The input:
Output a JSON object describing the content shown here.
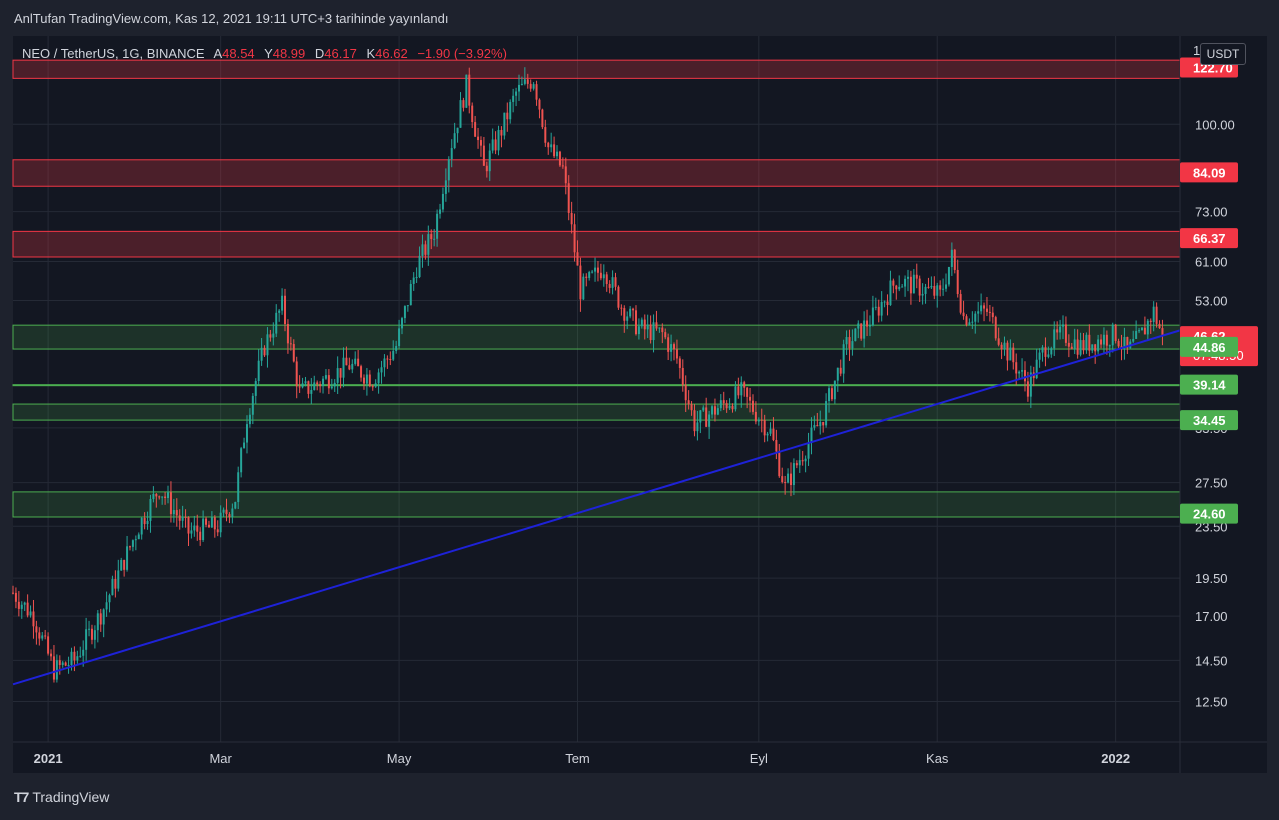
{
  "header": {
    "published_text": "AnlTufan TradingView.com, Kas 12, 2021 19:11 UTC+3 tarihinde yayınlandı"
  },
  "legend": {
    "symbol": "NEO / TetherUS, 1G, BINANCE",
    "open_label": "A",
    "open_value": "48.54",
    "high_label": "Y",
    "high_value": "48.99",
    "low_label": "D",
    "low_value": "46.17",
    "close_label": "K",
    "close_value": "46.62",
    "change": "−1.90 (−3.92%)"
  },
  "currency": "USDT",
  "brand": "TradingView",
  "colors": {
    "background": "#131722",
    "frame": "#1e222d",
    "up_candle": "#26a69a",
    "down_candle": "#ef5350",
    "resistance": "#f23645",
    "support": "#4caf50",
    "trendline": "#1e22d8",
    "grid": "#252a36"
  },
  "chart_data": {
    "type": "candlestick",
    "symbol": "NEO/USDT",
    "interval": "1D",
    "y_scale": "log",
    "xlim": [
      "2020-12-20",
      "2022-01-23"
    ],
    "ylim": [
      11.0,
      135.0
    ],
    "x_ticks": [
      {
        "label": "2021",
        "date": "2021-01-01",
        "bold": true
      },
      {
        "label": "Mar",
        "date": "2021-03-01",
        "bold": false
      },
      {
        "label": "May",
        "date": "2021-05-01",
        "bold": false
      },
      {
        "label": "Tem",
        "date": "2021-07-01",
        "bold": false
      },
      {
        "label": "Eyl",
        "date": "2021-09-01",
        "bold": false
      },
      {
        "label": "Kas",
        "date": "2021-11-01",
        "bold": false
      },
      {
        "label": "2022",
        "date": "2022-01-01",
        "bold": true
      }
    ],
    "y_ticks": [
      12.5,
      14.5,
      17.0,
      19.5,
      23.5,
      27.5,
      33.5,
      53.0,
      61.0,
      73.0,
      100.0
    ],
    "y_tick_labels": [
      "12.50",
      "14.50",
      "17.00",
      "19.50",
      "23.50",
      "27.50",
      "33.50",
      "53.00",
      "61.00",
      "73.00",
      "100.00"
    ],
    "anchors": [
      [
        "2020-12-20",
        18.5
      ],
      [
        "2020-12-27",
        17.0
      ],
      [
        "2021-01-03",
        14.0
      ],
      [
        "2021-01-10",
        14.5
      ],
      [
        "2021-01-20",
        17.5
      ],
      [
        "2021-02-01",
        23.5
      ],
      [
        "2021-02-08",
        27.0
      ],
      [
        "2021-02-18",
        23.0
      ],
      [
        "2021-02-28",
        23.5
      ],
      [
        "2021-03-06",
        26.0
      ],
      [
        "2021-03-10",
        35.0
      ],
      [
        "2021-03-16",
        45.0
      ],
      [
        "2021-03-22",
        52.0
      ],
      [
        "2021-03-28",
        38.0
      ],
      [
        "2021-04-06",
        40.0
      ],
      [
        "2021-04-14",
        42.0
      ],
      [
        "2021-04-22",
        40.0
      ],
      [
        "2021-04-30",
        45.0
      ],
      [
        "2021-05-07",
        60.0
      ],
      [
        "2021-05-13",
        68.0
      ],
      [
        "2021-05-18",
        90.0
      ],
      [
        "2021-05-24",
        115.0
      ],
      [
        "2021-05-30",
        85.0
      ],
      [
        "2021-06-05",
        98.0
      ],
      [
        "2021-06-10",
        112.0
      ],
      [
        "2021-06-16",
        118.0
      ],
      [
        "2021-06-21",
        92.0
      ],
      [
        "2021-06-26",
        85.0
      ],
      [
        "2021-07-02",
        55.0
      ],
      [
        "2021-07-10",
        60.0
      ],
      [
        "2021-07-16",
        52.0
      ],
      [
        "2021-07-22",
        48.0
      ],
      [
        "2021-07-30",
        47.0
      ],
      [
        "2021-08-04",
        43.0
      ],
      [
        "2021-08-10",
        34.0
      ],
      [
        "2021-08-18",
        36.0
      ],
      [
        "2021-08-26",
        38.0
      ],
      [
        "2021-09-05",
        33.0
      ],
      [
        "2021-09-10",
        27.0
      ],
      [
        "2021-09-15",
        30.0
      ],
      [
        "2021-09-23",
        35.0
      ],
      [
        "2021-10-01",
        45.0
      ],
      [
        "2021-10-10",
        50.0
      ],
      [
        "2021-10-18",
        57.0
      ],
      [
        "2021-10-24",
        56.0
      ],
      [
        "2021-11-02",
        54.0
      ],
      [
        "2021-11-06",
        62.0
      ],
      [
        "2021-11-10",
        50.0
      ],
      [
        "2021-11-18",
        51.0
      ],
      [
        "2021-11-25",
        44.0
      ],
      [
        "2021-12-02",
        39.0
      ],
      [
        "2021-12-08",
        45.0
      ],
      [
        "2021-12-14",
        47.0
      ],
      [
        "2021-12-20",
        45.0
      ],
      [
        "2021-12-26",
        46.0
      ],
      [
        "2022-01-01",
        47.0
      ],
      [
        "2022-01-05",
        44.0
      ],
      [
        "2022-01-10",
        47.0
      ],
      [
        "2022-01-14",
        51.0
      ],
      [
        "2022-01-17",
        46.62
      ]
    ],
    "resistance_zones": [
      {
        "low": 118.0,
        "high": 126.0,
        "label": "122.70"
      },
      {
        "low": 80.0,
        "high": 88.0,
        "label": "84.09"
      },
      {
        "low": 62.0,
        "high": 68.0,
        "label": "66.37"
      }
    ],
    "support_zones": [
      {
        "low": 44.5,
        "high": 48.5
      },
      {
        "low": 39.14,
        "high": 39.14
      },
      {
        "low": 34.45,
        "high": 36.5
      },
      {
        "low": 24.3,
        "high": 26.6
      }
    ],
    "trendline": {
      "start": [
        "2020-12-20",
        13.3
      ],
      "end": [
        "2022-01-23",
        47.6
      ]
    },
    "price_labels": [
      {
        "value": 122.7,
        "text": "122.70",
        "kind": "resistance"
      },
      {
        "value": 84.09,
        "text": "84.09",
        "kind": "resistance"
      },
      {
        "value": 66.37,
        "text": "66.37",
        "kind": "resistance"
      },
      {
        "value": 46.62,
        "text": "46.62",
        "kind": "last",
        "countdown": "07:48:50"
      },
      {
        "value": 44.86,
        "text": "44.86",
        "kind": "support"
      },
      {
        "value": 39.14,
        "text": "39.14",
        "kind": "support"
      },
      {
        "value": 34.45,
        "text": "34.45",
        "kind": "support"
      },
      {
        "value": 24.6,
        "text": "24.60",
        "kind": "support"
      }
    ],
    "axis_partial_label": "1"
  }
}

What to work on: Write down the number of lines where the word "symbol" appears, and nothing further.

Right answer: 2